Aim
Output only the count of lines that contain "warning".

** start Given entries **

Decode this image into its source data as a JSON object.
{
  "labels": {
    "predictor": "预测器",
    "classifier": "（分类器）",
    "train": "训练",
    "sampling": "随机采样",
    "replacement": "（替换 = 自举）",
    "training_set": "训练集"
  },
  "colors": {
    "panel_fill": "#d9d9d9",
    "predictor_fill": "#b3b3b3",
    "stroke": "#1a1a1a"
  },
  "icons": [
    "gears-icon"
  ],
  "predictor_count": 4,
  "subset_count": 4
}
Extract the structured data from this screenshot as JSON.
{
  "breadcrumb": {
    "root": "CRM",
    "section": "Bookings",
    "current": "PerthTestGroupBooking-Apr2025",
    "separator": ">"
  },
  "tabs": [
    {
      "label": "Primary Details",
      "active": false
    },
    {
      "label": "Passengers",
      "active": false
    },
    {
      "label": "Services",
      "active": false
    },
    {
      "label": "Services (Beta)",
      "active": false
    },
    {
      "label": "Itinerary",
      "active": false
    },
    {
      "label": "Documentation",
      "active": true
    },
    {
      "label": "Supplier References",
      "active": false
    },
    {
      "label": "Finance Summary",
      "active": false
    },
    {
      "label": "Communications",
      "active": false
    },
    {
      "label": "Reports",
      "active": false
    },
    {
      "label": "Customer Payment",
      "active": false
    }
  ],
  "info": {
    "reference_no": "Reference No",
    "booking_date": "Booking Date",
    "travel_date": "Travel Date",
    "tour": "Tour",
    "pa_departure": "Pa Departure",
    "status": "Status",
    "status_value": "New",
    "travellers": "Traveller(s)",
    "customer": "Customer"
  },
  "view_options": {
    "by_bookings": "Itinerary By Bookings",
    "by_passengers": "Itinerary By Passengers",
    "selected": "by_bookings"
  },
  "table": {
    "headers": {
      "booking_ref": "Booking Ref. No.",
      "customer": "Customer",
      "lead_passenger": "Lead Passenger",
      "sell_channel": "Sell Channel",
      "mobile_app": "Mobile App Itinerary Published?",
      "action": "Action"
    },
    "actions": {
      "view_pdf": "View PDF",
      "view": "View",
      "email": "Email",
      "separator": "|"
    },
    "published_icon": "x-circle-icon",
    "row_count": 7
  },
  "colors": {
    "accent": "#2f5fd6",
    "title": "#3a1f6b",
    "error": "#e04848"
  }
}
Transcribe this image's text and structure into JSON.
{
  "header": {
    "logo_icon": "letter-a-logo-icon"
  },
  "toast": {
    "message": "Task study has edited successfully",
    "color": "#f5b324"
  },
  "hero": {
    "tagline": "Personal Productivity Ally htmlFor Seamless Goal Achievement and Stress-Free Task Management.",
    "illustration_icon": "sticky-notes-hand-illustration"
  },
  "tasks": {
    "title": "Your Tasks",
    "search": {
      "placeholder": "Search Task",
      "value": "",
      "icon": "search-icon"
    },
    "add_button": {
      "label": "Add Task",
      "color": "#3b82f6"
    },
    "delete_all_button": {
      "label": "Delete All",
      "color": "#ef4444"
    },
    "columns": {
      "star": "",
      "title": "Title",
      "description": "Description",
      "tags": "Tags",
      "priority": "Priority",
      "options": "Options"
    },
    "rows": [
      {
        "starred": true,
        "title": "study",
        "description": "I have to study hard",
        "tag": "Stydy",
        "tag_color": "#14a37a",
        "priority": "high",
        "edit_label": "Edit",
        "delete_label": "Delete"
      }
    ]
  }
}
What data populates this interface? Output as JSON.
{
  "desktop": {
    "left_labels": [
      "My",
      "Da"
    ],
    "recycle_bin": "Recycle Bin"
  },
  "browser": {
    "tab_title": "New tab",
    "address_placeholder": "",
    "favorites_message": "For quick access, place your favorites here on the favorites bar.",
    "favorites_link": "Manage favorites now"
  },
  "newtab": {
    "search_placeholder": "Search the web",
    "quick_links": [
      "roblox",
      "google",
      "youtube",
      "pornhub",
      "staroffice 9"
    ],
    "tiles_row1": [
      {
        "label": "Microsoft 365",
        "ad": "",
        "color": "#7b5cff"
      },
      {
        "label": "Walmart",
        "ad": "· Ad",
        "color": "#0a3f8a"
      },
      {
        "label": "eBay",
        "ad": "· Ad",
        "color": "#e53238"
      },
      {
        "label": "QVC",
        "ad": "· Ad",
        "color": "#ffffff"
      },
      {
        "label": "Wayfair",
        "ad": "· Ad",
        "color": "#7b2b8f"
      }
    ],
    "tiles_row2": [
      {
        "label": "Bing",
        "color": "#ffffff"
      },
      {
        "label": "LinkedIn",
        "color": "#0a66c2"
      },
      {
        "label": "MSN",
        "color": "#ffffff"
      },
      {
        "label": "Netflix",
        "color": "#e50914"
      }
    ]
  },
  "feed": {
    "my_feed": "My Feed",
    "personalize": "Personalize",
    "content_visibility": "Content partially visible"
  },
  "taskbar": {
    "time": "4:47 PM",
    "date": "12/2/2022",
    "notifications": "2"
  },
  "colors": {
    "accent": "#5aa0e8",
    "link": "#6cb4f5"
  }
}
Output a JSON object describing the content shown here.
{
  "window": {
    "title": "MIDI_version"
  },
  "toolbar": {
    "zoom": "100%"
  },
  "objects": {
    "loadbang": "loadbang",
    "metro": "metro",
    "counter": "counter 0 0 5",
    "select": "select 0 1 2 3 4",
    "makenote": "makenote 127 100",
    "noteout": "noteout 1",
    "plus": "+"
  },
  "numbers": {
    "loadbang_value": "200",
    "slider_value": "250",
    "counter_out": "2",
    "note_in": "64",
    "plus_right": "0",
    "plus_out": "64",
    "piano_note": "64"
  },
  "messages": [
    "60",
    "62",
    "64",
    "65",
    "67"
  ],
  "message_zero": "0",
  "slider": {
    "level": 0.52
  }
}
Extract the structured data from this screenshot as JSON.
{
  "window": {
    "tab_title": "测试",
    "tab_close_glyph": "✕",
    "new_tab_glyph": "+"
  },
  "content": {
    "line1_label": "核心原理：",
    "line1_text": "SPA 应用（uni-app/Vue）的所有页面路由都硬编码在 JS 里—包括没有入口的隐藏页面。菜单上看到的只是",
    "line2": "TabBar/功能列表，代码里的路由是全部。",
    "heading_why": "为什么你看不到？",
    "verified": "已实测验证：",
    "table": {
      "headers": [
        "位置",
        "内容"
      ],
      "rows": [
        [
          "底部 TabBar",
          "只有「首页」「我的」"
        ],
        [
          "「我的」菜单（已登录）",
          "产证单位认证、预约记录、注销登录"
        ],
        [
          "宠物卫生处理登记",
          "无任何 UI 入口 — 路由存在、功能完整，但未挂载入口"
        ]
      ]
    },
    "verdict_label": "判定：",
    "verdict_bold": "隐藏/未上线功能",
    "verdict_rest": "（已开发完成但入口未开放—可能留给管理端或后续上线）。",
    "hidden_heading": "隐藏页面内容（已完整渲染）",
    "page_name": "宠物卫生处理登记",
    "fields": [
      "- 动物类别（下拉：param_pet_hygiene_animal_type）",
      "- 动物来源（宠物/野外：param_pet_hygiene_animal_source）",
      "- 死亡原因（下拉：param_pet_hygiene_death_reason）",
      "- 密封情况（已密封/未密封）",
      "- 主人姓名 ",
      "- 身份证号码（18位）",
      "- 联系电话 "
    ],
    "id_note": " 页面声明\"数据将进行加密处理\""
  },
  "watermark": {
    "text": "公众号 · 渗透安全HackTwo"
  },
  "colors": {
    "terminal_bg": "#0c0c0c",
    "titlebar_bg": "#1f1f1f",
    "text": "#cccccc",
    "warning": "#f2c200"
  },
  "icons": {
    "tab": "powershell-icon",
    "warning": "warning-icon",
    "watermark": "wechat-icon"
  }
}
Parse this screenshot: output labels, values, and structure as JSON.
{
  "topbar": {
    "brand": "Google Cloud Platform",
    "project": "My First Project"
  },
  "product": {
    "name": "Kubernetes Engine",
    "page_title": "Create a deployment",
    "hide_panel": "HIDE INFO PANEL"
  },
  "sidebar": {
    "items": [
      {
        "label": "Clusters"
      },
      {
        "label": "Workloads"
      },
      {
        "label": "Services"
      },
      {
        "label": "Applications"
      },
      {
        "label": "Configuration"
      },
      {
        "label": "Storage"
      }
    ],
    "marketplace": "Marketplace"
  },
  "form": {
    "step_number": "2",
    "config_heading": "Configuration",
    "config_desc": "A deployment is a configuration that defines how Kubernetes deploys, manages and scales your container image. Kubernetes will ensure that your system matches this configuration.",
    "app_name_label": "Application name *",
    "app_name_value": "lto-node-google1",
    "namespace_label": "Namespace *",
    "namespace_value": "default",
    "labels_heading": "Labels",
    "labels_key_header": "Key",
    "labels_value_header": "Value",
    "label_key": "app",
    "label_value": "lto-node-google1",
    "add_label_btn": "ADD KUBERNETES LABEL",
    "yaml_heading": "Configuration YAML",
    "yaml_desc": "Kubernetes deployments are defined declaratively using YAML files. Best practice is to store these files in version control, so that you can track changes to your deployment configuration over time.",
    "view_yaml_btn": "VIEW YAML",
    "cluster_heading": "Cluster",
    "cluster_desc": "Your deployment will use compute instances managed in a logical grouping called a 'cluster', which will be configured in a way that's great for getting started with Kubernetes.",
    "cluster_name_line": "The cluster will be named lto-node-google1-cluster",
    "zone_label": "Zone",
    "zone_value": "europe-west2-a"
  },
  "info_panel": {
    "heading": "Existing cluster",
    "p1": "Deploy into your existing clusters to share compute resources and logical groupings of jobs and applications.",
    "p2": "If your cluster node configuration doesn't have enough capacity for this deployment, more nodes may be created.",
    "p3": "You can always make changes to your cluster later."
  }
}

** end Given entries **

Task output
2